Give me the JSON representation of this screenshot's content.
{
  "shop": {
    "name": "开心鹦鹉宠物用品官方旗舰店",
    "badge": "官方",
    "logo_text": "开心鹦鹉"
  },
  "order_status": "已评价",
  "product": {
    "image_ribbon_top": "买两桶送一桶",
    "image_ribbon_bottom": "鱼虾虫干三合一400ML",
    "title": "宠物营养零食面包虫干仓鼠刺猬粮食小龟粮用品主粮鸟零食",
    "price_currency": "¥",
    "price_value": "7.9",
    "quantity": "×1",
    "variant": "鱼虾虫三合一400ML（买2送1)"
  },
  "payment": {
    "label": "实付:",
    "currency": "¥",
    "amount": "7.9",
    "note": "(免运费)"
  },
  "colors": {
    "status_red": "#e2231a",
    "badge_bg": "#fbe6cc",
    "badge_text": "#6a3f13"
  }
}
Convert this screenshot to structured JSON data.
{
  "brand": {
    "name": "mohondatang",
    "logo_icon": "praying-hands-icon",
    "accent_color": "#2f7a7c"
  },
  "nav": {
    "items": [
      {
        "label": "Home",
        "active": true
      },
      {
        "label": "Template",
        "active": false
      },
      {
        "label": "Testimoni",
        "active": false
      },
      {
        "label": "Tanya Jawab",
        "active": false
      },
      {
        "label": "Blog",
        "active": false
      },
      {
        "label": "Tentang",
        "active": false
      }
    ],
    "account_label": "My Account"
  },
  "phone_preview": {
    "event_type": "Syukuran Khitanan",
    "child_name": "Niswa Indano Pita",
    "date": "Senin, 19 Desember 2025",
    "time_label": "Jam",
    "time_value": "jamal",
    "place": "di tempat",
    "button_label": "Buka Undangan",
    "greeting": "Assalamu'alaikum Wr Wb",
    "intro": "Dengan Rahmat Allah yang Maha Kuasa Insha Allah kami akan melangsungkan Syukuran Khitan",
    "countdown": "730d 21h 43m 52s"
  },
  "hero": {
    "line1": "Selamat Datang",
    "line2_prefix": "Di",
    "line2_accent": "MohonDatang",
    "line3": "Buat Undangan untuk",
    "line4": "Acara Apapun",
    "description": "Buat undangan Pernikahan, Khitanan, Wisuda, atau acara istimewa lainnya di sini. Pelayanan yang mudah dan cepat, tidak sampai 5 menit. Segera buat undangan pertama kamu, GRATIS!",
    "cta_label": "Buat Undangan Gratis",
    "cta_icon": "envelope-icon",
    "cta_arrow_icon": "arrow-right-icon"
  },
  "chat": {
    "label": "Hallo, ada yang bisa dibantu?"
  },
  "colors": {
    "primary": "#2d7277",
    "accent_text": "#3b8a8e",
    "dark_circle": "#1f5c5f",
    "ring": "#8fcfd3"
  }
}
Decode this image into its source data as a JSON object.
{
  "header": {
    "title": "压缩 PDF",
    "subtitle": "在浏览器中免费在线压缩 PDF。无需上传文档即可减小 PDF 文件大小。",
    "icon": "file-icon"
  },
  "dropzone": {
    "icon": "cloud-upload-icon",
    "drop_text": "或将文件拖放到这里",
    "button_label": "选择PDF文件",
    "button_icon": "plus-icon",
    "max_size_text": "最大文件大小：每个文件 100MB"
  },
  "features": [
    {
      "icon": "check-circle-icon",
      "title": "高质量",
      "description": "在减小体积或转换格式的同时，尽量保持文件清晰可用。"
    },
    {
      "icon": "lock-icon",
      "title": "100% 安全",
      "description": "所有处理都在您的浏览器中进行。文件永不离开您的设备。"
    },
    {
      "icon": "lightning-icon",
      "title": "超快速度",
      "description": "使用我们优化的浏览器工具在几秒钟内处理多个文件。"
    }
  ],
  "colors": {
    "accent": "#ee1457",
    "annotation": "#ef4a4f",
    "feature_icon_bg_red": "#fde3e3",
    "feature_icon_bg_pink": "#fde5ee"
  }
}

Task directions. Print the records once more, exactly as they were given.

Complete response.
Give me the JSON representation of this screenshot's content.
{
  "shop": {
    "name": "开心鹦鹉宠物用品官方旗舰店",
    "badge": "官方",
    "logo_text": "开心鹦鹉"
  },
  "order_status": "已评价",
  "product": {
    "image_ribbon_top": "买两桶送一桶",
    "image_ribbon_bottom": "鱼虾虫干三合一400ML",
    "title": "宠物营养零食面包虫干仓鼠刺猬粮食小龟粮用品主粮鸟零食",
    "price_currency": "¥",
    "price_value": "7.9",
    "quantity": "×1",
    "variant": "鱼虾虫三合一400ML（买2送1)"
  },
  "payment": {
    "label": "实付:",
    "currency": "¥",
    "amount": "7.9",
    "note": "(免运费)"
  },
  "colors": {
    "status_red": "#e2231a",
    "badge_bg": "#fbe6cc",
    "badge_text": "#6a3f13"
  }
}
Convert this screenshot to structured JSON data.
{
  "brand": {
    "name": "mohondatang",
    "logo_icon": "praying-hands-icon",
    "accent_color": "#2f7a7c"
  },
  "nav": {
    "items": [
      {
        "label": "Home",
        "active": true
      },
      {
        "label": "Template",
        "active": false
      },
      {
        "label": "Testimoni",
        "active": false
      },
      {
        "label": "Tanya Jawab",
        "active": false
      },
      {
        "label": "Blog",
        "active": false
      },
      {
        "label": "Tentang",
        "active": false
      }
    ],
    "account_label": "My Account"
  },
  "phone_preview": {
    "event_type": "Syukuran Khitanan",
    "child_name": "Niswa Indano Pita",
    "date": "Senin, 19 Desember 2025",
    "time_label": "Jam",
    "time_value": "jamal",
    "place": "di tempat",
    "button_label": "Buka Undangan",
    "greeting": "Assalamu'alaikum Wr Wb",
    "intro": "Dengan Rahmat Allah yang Maha Kuasa Insha Allah kami akan melangsungkan Syukuran Khitan",
    "countdown": "730d 21h 43m 52s"
  },
  "hero": {
    "line1": "Selamat Datang",
    "line2_prefix": "Di",
    "line2_accent": "MohonDatang",
    "line3": "Buat Undangan untuk",
    "line4": "Acara Apapun",
    "description": "Buat undangan Pernikahan, Khitanan, Wisuda, atau acara istimewa lainnya di sini. Pelayanan yang mudah dan cepat, tidak sampai 5 menit. Segera buat undangan pertama kamu, GRATIS!",
    "cta_label": "Buat Undangan Gratis",
    "cta_icon": "envelope-icon",
    "cta_arrow_icon": "arrow-right-icon"
  },
  "chat": {
    "label": "Hallo, ada yang bisa dibantu?"
  },
  "colors": {
    "primary": "#2d7277",
    "accent_text": "#3b8a8e",
    "dark_circle": "#1f5c5f",
    "ring": "#8fcfd3"
  }
}
Decode this image into its source data as a JSON object.
{
  "header": {
    "title": "压缩 PDF",
    "subtitle": "在浏览器中免费在线压缩 PDF。无需上传文档即可减小 PDF 文件大小。",
    "icon": "file-icon"
  },
  "dropzone": {
    "icon": "cloud-upload-icon",
    "drop_text": "或将文件拖放到这里",
    "button_label": "选择PDF文件",
    "button_icon": "plus-icon",
    "max_size_text": "最大文件大小：每个文件 100MB"
  },
  "features": [
    {
      "icon": "check-circle-icon",
      "title": "高质量",
      "description": "在减小体积或转换格式的同时，尽量保持文件清晰可用。"
    },
    {
      "icon": "lock-icon",
      "title": "100% 安全",
      "description": "所有处理都在您的浏览器中进行。文件永不离开您的设备。"
    },
    {
      "icon": "lightning-icon",
      "title": "超快速度",
      "description": "使用我们优化的浏览器工具在几秒钟内处理多个文件。"
    }
  ],
  "colors": {
    "accent": "#ee1457",
    "annotation": "#ef4a4f",
    "feature_icon_bg_red": "#fde3e3",
    "feature_icon_bg_pink": "#fde5ee"
  }
}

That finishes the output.